JOB:
Reproduce the records word for word from their start through the line containing "The platen 122 is at (258, 473).", including that line.

STORED DATA:
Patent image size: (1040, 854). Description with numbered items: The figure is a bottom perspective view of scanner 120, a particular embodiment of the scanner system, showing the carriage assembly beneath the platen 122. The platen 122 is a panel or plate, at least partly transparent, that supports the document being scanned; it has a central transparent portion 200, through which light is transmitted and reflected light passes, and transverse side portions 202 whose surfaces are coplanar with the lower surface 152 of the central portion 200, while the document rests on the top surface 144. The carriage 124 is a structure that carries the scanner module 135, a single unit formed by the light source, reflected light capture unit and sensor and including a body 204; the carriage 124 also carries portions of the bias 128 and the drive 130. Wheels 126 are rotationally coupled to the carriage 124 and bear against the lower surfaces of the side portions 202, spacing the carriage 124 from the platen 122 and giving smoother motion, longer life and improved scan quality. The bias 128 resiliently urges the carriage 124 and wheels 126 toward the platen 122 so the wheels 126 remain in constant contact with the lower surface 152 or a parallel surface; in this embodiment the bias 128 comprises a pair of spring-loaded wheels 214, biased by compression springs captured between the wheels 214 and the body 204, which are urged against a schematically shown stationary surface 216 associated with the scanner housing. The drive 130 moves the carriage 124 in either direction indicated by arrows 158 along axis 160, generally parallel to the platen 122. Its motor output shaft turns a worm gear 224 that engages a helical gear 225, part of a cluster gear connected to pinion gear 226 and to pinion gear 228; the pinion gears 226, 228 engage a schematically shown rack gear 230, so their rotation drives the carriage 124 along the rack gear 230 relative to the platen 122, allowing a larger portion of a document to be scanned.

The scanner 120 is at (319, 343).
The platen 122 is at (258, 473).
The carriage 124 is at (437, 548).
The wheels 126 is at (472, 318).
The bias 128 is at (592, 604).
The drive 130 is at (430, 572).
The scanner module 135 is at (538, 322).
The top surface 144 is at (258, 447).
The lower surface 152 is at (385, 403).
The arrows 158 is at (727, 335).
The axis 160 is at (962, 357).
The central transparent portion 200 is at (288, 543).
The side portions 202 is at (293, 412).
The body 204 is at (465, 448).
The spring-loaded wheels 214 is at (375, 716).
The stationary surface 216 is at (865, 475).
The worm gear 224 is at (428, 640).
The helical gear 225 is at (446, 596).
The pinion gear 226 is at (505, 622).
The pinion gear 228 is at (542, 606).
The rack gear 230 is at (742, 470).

OUTPUT FOR THIS TASK:
Patent image size: (1040, 854). Description with numbered items: The figure is a bottom perspective view of scanner 120, a particular embodiment of the scanner system, showing the carriage assembly beneath the platen 122. The platen 122 is a panel or plate, at least partly transparent, that supports the document being scanned; it has a central transparent portion 200, through which light is transmitted and reflected light passes, and transverse side portions 202 whose surfaces are coplanar with the lower surface 152 of the central portion 200, while the document rests on the top surface 144. The carriage 124 is a structure that carries the scanner module 135, a single unit formed by the light source, reflected light capture unit and sensor and including a body 204; the carriage 124 also carries portions of the bias 128 and the drive 130. Wheels 126 are rotationally coupled to the carriage 124 and bear against the lower surfaces of the side portions 202, spacing the carriage 124 from the platen 122 and giving smoother motion, longer life and improved scan quality. The bias 128 resiliently urges the carriage 124 and wheels 126 toward the platen 122 so the wheels 126 remain in constant contact with the lower surface 152 or a parallel surface; in this embodiment the bias 128 comprises a pair of spring-loaded wheels 214, biased by compression springs captured between the wheels 214 and the body 204, which are urged against a schematically shown stationary surface 216 associated with the scanner housing. The drive 130 moves the carriage 124 in either direction indicated by arrows 158 along axis 160, generally parallel to the platen 122. Its motor output shaft turns a worm gear 224 that engages a helical gear 225, part of a cluster gear connected to pinion gear 226 and to pinion gear 228; the pinion gears 226, 228 engage a schematically shown rack gear 230, so their rotation drives the carriage 124 along the rack gear 230 relative to the platen 122, allowing a larger portion of a document to be scanned.

The scanner 120 is at (319, 343).
The platen 122 is at (258, 473).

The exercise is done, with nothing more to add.